RECORDS SUPPLIED >>

⁂

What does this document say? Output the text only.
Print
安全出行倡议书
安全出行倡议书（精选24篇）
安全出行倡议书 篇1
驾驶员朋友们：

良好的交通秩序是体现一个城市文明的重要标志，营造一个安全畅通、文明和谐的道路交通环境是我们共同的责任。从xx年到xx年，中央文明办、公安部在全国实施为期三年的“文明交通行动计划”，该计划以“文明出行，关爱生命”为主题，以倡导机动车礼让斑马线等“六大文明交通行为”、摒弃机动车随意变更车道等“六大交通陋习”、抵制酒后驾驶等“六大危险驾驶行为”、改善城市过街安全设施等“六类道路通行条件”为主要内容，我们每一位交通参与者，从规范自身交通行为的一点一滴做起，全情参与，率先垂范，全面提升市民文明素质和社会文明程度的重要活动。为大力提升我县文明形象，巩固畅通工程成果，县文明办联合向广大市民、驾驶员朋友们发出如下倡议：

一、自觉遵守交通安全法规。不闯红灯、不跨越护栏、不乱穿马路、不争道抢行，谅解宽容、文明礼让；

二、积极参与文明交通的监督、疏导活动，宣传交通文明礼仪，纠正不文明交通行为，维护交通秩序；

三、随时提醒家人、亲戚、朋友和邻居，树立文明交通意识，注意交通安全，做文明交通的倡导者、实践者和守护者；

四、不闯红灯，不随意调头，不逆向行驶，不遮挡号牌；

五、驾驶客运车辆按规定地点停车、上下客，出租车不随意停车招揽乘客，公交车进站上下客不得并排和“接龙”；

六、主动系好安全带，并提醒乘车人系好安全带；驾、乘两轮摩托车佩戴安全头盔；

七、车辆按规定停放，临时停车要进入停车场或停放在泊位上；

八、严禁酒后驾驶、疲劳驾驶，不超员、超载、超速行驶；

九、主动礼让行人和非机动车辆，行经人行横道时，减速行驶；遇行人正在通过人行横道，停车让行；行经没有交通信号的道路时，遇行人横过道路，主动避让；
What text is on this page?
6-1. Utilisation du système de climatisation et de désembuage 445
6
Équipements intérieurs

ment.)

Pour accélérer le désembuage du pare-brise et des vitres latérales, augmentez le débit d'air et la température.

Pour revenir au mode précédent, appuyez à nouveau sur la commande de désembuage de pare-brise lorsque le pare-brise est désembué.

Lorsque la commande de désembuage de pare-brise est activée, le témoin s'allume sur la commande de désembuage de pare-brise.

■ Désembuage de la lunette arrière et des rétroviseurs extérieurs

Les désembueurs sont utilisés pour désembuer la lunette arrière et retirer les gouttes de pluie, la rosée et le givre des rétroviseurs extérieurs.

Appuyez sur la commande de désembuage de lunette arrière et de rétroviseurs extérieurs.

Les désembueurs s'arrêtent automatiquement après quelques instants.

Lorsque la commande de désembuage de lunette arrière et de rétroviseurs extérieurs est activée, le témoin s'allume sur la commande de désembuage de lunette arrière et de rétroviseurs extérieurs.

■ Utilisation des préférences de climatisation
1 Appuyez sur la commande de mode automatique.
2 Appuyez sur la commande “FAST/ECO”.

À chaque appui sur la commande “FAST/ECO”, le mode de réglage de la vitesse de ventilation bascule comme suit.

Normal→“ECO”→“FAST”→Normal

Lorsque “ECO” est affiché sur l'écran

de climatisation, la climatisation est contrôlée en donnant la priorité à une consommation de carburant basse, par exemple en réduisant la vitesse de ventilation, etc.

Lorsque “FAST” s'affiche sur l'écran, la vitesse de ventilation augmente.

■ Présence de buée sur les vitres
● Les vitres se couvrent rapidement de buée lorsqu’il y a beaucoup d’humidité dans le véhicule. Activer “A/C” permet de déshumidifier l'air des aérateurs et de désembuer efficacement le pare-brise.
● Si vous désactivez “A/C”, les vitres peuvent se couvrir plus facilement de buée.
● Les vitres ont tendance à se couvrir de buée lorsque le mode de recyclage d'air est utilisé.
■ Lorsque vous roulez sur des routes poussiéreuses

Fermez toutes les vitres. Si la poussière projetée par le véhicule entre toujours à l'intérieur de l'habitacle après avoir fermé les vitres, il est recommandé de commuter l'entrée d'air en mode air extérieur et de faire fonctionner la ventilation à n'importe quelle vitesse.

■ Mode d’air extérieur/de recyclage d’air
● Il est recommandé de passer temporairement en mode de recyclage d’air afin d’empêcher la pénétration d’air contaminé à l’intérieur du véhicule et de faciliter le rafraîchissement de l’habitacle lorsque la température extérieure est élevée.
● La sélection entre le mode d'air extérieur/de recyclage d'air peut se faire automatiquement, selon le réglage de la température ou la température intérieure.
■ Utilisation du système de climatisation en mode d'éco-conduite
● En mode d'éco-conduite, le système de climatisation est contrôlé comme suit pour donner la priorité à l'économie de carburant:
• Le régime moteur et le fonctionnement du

⁂

PROBLEM TO SOLVE >>
Identify each line in the records above that contains the word "allume", and copy it out in full.

THE SOLUTION >>
Lorsque la commande de désembuage de pare-brise est activée, le témoin s'allume sur la commande de désembuage de pare-brise.
Lorsque la commande de désembuage de lunette arrière et de rétroviseurs extérieurs est activée, le témoin s'allume sur la commande de désembuage de lunette arrière et de rétroviseurs extérieurs.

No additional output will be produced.